Work required - Without omitting anything, retype the data that follows.

Available data -
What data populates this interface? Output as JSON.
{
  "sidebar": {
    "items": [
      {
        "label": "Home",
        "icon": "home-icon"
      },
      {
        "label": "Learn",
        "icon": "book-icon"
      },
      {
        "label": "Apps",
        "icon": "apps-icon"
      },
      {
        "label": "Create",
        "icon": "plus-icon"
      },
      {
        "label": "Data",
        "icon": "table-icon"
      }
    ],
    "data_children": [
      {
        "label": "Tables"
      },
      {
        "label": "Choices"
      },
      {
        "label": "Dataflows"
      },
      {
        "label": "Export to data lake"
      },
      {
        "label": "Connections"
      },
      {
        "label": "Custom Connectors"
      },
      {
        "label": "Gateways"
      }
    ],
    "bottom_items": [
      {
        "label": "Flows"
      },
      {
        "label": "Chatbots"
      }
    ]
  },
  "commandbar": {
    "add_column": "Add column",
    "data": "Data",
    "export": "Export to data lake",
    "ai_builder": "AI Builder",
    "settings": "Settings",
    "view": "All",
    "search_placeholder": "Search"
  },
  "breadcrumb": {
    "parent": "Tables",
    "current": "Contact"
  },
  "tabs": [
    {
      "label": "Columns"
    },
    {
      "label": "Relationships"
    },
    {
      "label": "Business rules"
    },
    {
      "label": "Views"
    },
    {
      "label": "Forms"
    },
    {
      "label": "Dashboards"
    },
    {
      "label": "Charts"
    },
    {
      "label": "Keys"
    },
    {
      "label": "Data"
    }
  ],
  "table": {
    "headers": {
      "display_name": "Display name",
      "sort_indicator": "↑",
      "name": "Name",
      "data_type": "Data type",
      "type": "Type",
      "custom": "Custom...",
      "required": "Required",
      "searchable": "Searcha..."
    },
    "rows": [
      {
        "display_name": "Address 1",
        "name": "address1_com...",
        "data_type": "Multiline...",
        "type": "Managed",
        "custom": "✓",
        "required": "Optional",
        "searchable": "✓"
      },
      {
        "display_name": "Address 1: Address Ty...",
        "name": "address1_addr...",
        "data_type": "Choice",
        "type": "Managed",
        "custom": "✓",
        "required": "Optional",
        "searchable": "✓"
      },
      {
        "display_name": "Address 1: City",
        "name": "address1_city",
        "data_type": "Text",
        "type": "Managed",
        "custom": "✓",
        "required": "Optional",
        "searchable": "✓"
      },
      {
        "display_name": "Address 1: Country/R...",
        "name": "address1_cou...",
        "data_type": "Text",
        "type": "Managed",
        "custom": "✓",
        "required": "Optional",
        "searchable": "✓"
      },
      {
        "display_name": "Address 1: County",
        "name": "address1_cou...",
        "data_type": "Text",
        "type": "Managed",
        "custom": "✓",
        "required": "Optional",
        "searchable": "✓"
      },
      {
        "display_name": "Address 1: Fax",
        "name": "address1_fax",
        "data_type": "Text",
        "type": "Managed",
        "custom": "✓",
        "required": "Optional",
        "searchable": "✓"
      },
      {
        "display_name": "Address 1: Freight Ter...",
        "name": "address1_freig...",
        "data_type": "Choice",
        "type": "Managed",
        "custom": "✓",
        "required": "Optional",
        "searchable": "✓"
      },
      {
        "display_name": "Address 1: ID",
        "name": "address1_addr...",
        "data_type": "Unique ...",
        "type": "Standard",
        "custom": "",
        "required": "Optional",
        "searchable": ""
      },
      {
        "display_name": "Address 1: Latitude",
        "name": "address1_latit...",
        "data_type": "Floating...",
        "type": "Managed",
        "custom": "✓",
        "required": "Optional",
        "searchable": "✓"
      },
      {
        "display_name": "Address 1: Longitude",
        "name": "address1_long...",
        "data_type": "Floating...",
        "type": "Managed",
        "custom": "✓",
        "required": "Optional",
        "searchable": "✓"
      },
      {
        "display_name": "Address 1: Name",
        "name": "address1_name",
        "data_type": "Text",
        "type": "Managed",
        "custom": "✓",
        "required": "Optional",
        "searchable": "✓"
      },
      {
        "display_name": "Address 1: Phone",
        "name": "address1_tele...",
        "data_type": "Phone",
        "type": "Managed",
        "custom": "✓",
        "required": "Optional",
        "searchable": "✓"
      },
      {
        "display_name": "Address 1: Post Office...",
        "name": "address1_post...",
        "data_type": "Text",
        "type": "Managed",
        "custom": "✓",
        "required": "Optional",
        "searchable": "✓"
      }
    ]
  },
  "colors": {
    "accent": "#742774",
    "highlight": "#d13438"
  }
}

Solution -
What data populates this interface? Output as JSON.
{
  "sidebar": {
    "items": [
      {
        "label": "Home",
        "icon": "home-icon"
      },
      {
        "label": "Learn",
        "icon": "book-icon"
      },
      {
        "label": "Apps",
        "icon": "apps-icon"
      },
      {
        "label": "Create",
        "icon": "plus-icon"
      },
      {
        "label": "Data",
        "icon": "table-icon"
      }
    ],
    "data_children": [
      {
        "label": "Tables"
      },
      {
        "label": "Choices"
      },
      {
        "label": "Dataflows"
      },
      {
        "label": "Export to data lake"
      },
      {
        "label": "Connections"
      },
      {
        "label": "Custom Connectors"
      },
      {
        "label": "Gateways"
      }
    ],
    "bottom_items": [
      {
        "label": "Flows"
      },
      {
        "label": "Chatbots"
      }
    ]
  },
  "commandbar": {
    "add_column": "Add column",
    "data": "Data",
    "export": "Export to data lake",
    "ai_builder": "AI Builder",
    "settings": "Settings",
    "view": "All",
    "search_placeholder": "Search"
  },
  "breadcrumb": {
    "parent": "Tables",
    "current": "Contact"
  },
  "tabs": [
    {
      "label": "Columns"
    },
    {
      "label": "Relationships"
    },
    {
      "label": "Business rules"
    },
    {
      "label": "Views"
    },
    {
      "label": "Forms"
    },
    {
      "label": "Dashboards"
    },
    {
      "label": "Charts"
    },
    {
      "label": "Keys"
    },
    {
      "label": "Data"
    }
  ],
  "table": {
    "headers": {
      "display_name": "Display name",
      "sort_indicator": "↑",
      "name": "Name",
      "data_type": "Data type",
      "type": "Type",
      "custom": "Custom...",
      "required": "Required",
      "searchable": "Searcha..."
    },
    "rows": [
      {
        "display_name": "Address 1",
        "name": "address1_com...",
        "data_type": "Multiline...",
        "type": "Managed",
        "custom": "✓",
        "required": "Optional",
        "searchable": "✓"
      },
      {
        "display_name": "Address 1: Address Ty...",
        "name": "address1_addr...",
        "data_type": "Choice",
        "type": "Managed",
        "custom": "✓",
        "required": "Optional",
        "searchable": "✓"
      },
      {
        "display_name": "Address 1: City",
        "name": "address1_city",
        "data_type": "Text",
        "type": "Managed",
        "custom": "✓",
        "required": "Optional",
        "searchable": "✓"
      },
      {
        "display_name": "Address 1: Country/R...",
        "name": "address1_cou...",
        "data_type": "Text",
        "type": "Managed",
        "custom": "✓",
        "required": "Optional",
        "searchable": "✓"
      },
      {
        "display_name": "Address 1: County",
        "name": "address1_cou...",
        "data_type": "Text",
        "type": "Managed",
        "custom": "✓",
        "required": "Optional",
        "searchable": "✓"
      },
      {
        "display_name": "Address 1: Fax",
        "name": "address1_fax",
        "data_type": "Text",
        "type": "Managed",
        "custom": "✓",
        "required": "Optional",
        "searchable": "✓"
      },
      {
        "display_name": "Address 1: Freight Ter...",
        "name": "address1_freig...",
        "data_type": "Choice",
        "type": "Managed",
        "custom": "✓",
        "required": "Optional",
        "searchable": "✓"
      },
      {
        "display_name": "Address 1: ID",
        "name": "address1_addr...",
        "data_type": "Unique ...",
        "type": "Standard",
        "custom": "",
        "required": "Optional",
        "searchable": ""
      },
      {
        "display_name": "Address 1: Latitude",
        "name": "address1_latit...",
        "data_type": "Floating...",
        "type": "Managed",
        "custom": "✓",
        "required": "Optional",
        "searchable": "✓"
      },
      {
        "display_name": "Address 1: Longitude",
        "name": "address1_long...",
        "data_type": "Floating...",
        "type": "Managed",
        "custom": "✓",
        "required": "Optional",
        "searchable": "✓"
      },
      {
        "display_name": "Address 1: Name",
        "name": "address1_name",
        "data_type": "Text",
        "type": "Managed",
        "custom": "✓",
        "required": "Optional",
        "searchable": "✓"
      },
      {
        "display_name": "Address 1: Phone",
        "name": "address1_tele...",
        "data_type": "Phone",
        "type": "Managed",
        "custom": "✓",
        "required": "Optional",
        "searchable": "✓"
      },
      {
        "display_name": "Address 1: Post Office...",
        "name": "address1_post...",
        "data_type": "Text",
        "type": "Managed",
        "custom": "✓",
        "required": "Optional",
        "searchable": "✓"
      }
    ]
  },
  "colors": {
    "accent": "#742774",
    "highlight": "#d13438"
  }
}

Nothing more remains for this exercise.